▶ [提示文]:
「母と息子の大文字山登山」・「夏の怖い体験談~美人幽霊 真弓」・1分で読めるミニ小説 2話過去作
母と息子の大文字山登山…五山の送り火
ある日、京都駅から私のタクシーに年配の女性と若い男性が乗車されて、
「運転手さん、無理なお願い聞いていただけます」
「はい、何でもどうぞ、観光なら得意ですから」
「いえ、観光と言えるかどうか...実は~」と今日の目的を聞かされた。
この母子は、岡山から来た人でこの春から一人息子が東京の大学へ行くそれで初めての日帰り旅行をと京都へ来たが、それが観光ではなくて何か一生の想い出を残したいと言う。
「一生の想い出ですか~」
「はい、この子の父親は早く亡くなり、私は死に物狂いで働いて高校までは何とか、ところがどうしても東京の大学へ行くというので...息子は奨学金とアルバイトで生活は出来るというので、でも東京と岡山では余りにも遠すぎるのでしばらく会えないので...私も二十数年働いた会社が倒産して今は失業保険暮らしの上、体調も良くないし...」

保存済みのデータセット項目

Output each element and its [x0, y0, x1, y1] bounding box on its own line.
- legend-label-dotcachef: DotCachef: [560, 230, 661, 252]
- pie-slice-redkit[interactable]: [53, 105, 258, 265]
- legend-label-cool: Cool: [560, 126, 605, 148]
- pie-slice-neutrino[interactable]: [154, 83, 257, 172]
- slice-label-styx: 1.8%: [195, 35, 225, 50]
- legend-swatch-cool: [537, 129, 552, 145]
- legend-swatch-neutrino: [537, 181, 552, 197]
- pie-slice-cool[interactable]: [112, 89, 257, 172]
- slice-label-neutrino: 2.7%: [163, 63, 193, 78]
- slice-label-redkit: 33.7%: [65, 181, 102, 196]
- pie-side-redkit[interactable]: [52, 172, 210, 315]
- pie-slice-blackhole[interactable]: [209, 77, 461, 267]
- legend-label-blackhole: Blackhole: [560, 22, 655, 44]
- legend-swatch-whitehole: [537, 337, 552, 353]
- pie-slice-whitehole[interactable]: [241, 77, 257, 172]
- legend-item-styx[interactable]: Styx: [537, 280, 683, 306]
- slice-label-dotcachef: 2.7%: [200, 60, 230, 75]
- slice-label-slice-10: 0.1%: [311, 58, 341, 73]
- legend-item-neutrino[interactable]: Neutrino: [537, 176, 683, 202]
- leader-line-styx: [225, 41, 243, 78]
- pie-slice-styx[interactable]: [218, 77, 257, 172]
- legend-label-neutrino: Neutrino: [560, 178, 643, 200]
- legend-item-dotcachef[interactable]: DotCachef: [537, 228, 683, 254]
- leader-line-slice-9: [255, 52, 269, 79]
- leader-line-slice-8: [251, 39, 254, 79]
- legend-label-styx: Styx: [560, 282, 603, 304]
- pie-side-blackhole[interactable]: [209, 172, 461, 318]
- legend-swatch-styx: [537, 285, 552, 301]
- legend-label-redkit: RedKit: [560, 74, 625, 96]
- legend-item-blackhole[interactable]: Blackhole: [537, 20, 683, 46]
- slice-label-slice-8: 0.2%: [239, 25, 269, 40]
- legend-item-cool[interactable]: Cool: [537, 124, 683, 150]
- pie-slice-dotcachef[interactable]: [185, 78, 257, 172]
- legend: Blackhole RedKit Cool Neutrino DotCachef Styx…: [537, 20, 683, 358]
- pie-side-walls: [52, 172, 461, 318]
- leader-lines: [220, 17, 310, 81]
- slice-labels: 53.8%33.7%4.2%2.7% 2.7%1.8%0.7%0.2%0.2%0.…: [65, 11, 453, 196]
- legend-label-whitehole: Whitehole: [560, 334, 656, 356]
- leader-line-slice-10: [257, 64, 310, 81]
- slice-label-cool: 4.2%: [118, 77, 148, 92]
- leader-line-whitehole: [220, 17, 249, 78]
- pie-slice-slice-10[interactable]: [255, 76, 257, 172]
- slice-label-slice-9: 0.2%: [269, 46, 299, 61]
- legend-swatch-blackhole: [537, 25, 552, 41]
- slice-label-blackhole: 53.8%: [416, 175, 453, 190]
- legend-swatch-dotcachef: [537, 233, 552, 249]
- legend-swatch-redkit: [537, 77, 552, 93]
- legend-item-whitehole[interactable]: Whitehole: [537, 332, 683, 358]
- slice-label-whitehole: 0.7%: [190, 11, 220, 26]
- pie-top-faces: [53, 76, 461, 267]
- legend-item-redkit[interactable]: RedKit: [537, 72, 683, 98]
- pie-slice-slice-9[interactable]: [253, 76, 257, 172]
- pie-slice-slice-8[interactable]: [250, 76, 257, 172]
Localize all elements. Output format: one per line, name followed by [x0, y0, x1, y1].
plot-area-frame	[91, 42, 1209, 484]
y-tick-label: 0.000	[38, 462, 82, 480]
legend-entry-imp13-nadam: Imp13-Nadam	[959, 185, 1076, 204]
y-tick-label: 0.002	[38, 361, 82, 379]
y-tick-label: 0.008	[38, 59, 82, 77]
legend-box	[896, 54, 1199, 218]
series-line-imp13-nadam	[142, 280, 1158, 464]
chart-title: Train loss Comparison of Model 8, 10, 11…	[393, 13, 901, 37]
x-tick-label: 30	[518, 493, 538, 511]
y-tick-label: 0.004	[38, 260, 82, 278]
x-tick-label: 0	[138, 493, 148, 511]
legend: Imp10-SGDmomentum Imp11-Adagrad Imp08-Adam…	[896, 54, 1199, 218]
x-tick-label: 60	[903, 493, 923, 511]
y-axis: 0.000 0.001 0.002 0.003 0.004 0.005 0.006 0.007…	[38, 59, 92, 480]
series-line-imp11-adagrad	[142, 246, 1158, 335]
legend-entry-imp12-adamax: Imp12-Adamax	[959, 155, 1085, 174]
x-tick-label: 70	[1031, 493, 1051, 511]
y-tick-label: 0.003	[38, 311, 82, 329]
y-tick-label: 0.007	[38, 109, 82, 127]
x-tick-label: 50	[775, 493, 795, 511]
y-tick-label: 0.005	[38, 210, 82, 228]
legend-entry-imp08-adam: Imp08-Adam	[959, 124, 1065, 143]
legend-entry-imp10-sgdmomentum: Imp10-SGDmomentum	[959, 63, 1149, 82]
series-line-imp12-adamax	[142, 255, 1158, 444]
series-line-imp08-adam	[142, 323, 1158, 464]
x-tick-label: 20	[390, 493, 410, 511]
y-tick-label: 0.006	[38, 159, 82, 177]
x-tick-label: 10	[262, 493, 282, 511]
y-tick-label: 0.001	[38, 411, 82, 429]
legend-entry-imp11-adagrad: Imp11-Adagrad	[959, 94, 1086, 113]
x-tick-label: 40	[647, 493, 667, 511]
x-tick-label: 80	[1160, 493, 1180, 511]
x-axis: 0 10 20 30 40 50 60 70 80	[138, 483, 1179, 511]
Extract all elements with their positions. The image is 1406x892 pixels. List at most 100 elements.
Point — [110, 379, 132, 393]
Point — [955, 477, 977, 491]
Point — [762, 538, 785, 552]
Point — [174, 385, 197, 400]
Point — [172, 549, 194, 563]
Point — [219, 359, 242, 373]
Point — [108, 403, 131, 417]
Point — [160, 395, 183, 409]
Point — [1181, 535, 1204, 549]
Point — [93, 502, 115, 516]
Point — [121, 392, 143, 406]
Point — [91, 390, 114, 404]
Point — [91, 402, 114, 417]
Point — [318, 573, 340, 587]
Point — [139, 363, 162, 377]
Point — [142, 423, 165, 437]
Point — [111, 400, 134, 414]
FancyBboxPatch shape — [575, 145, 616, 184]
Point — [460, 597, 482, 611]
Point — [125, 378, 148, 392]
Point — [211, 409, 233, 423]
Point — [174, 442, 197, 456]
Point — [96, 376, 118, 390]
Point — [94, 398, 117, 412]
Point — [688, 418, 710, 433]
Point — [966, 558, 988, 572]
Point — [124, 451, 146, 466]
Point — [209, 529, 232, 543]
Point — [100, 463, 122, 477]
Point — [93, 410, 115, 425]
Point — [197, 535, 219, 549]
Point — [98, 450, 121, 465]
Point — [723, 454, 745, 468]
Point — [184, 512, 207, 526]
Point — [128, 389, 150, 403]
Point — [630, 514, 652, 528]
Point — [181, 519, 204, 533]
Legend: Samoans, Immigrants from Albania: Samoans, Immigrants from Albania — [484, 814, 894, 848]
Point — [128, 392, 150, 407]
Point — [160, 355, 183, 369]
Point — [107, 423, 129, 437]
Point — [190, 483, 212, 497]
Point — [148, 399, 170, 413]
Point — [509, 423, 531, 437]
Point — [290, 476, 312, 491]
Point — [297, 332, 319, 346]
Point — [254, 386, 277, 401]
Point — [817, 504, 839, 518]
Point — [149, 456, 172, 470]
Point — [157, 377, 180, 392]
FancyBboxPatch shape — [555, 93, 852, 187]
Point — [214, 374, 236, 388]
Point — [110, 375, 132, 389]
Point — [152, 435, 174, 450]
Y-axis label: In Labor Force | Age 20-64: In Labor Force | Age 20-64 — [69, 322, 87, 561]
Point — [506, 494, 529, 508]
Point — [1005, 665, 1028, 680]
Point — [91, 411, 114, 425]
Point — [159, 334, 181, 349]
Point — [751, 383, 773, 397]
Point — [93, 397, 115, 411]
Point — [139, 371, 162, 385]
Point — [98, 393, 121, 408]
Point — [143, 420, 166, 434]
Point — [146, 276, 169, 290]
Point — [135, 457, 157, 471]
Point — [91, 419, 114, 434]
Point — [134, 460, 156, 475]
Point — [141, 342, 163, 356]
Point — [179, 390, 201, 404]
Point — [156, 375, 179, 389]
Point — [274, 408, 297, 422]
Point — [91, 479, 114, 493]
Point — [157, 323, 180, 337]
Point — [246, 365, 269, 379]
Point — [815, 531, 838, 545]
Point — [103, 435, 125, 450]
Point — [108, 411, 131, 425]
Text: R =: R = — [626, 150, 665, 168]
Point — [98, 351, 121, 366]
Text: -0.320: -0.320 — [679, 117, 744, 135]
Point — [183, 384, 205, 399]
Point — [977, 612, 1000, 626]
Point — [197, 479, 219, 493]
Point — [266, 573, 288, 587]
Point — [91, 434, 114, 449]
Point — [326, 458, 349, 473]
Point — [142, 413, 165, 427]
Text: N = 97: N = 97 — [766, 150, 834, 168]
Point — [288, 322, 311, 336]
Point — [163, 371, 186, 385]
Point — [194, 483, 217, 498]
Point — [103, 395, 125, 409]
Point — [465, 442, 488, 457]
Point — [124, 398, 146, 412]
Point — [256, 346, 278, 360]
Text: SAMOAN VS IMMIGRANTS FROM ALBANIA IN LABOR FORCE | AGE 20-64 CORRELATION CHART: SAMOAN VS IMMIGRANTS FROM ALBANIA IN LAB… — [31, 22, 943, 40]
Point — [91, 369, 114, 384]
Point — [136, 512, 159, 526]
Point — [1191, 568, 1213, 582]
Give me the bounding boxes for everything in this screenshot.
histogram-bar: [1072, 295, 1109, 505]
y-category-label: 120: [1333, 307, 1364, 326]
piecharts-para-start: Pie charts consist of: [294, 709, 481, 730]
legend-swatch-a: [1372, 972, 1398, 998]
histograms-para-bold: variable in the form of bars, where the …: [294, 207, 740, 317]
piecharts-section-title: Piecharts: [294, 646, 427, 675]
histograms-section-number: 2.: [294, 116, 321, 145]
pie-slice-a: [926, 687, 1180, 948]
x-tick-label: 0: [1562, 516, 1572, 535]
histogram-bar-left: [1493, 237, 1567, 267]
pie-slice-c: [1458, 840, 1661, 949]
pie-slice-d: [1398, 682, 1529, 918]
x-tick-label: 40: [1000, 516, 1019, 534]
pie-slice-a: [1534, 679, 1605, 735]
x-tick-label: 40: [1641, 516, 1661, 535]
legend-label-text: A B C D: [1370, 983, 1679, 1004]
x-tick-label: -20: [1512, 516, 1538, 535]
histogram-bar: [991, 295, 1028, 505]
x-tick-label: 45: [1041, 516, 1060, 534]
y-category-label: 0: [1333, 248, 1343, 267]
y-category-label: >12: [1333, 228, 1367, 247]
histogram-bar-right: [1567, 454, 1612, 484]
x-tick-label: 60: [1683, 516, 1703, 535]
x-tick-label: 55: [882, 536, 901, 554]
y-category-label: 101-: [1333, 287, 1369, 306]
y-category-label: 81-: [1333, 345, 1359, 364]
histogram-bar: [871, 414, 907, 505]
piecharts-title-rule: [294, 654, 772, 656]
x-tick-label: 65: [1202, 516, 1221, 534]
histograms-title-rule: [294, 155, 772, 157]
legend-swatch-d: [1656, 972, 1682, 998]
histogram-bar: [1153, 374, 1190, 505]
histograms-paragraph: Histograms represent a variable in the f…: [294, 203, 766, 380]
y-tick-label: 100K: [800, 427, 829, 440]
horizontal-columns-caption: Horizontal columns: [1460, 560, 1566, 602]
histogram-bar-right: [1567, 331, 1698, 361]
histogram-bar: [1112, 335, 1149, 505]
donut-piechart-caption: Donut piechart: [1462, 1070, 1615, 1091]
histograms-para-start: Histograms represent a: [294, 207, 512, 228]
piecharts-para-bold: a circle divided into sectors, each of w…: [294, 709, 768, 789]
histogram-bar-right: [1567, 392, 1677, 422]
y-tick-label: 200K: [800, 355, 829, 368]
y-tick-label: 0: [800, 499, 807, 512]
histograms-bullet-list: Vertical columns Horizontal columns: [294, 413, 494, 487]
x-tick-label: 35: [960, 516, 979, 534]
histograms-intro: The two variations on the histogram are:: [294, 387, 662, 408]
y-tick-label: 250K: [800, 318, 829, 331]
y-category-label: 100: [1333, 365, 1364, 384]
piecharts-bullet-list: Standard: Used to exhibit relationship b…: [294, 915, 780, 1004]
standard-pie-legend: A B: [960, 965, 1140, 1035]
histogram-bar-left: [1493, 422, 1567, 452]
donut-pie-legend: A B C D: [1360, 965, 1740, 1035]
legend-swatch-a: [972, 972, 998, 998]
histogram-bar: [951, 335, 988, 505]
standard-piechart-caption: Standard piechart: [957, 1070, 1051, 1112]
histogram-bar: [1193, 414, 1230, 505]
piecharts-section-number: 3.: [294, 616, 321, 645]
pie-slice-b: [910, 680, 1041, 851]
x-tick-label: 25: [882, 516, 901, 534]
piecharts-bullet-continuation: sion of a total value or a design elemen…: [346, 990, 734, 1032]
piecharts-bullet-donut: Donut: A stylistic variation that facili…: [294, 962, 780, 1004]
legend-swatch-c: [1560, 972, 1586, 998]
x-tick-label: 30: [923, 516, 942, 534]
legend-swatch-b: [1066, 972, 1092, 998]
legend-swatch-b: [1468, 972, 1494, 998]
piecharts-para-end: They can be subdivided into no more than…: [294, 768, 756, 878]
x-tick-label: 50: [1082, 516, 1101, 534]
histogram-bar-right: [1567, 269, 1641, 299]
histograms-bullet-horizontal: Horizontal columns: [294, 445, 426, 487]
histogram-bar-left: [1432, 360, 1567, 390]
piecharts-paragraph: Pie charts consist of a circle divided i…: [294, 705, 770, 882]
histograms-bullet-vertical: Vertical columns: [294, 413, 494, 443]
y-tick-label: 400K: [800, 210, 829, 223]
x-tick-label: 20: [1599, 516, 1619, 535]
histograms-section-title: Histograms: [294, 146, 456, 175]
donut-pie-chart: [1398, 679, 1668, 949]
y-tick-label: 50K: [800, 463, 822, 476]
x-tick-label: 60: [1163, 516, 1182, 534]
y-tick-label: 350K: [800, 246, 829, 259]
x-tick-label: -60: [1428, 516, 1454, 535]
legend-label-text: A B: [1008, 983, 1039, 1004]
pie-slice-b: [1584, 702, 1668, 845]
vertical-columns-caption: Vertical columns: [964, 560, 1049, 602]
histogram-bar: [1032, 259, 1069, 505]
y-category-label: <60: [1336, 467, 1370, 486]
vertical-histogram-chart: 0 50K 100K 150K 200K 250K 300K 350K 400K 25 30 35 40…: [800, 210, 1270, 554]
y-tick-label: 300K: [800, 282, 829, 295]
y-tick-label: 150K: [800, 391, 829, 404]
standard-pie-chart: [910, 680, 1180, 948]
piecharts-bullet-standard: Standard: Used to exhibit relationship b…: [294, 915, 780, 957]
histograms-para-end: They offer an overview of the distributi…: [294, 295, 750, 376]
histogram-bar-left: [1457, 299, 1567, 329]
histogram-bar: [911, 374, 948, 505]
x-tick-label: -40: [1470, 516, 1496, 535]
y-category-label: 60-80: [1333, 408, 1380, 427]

▶ [課題 1]: 本文で、タクシーに乗った母子はどこから来た人だと書かれているか。
▶ [課題 2]: 本文の「はい、何でもどうぞ、観光なら得意ですから」という一文を英語に訳せ。
▶ [課題 3]: 本文の「この母子は、岡山から来た人で」から「上、体調も良くないし...」」までを、両端を含めて一字も変えずに出力せよ。
本文だけを根拠にして答えること。

▶ [課題の解答 1]: 岡山から来た人である。

▶ [課題の解答 2]: "Yes, ask me anything; sightseeing is my specialty."

▶ [課題の解答 3]:
この母子は、岡山から来た人でこの春から一人息子が東京の大学へ行くそれで初めての日帰り旅行をと京都へ来たが、それが観光ではなくて何か一生の想い出を残したいと言う。
「一生の想い出ですか~」
「はい、この子の父親は早く亡くなり、私は死に物狂いで働いて高校までは何とか、ところがどうしても東京の大学へ行くというので...息子は奨学金とアルバイトで生活は出来るというので、でも東京と岡山では余りにも遠すぎるのでしばらく会えないので...私も二十数年働いた会社が倒産して今は失業保険暮らしの上、体調も良くないし...」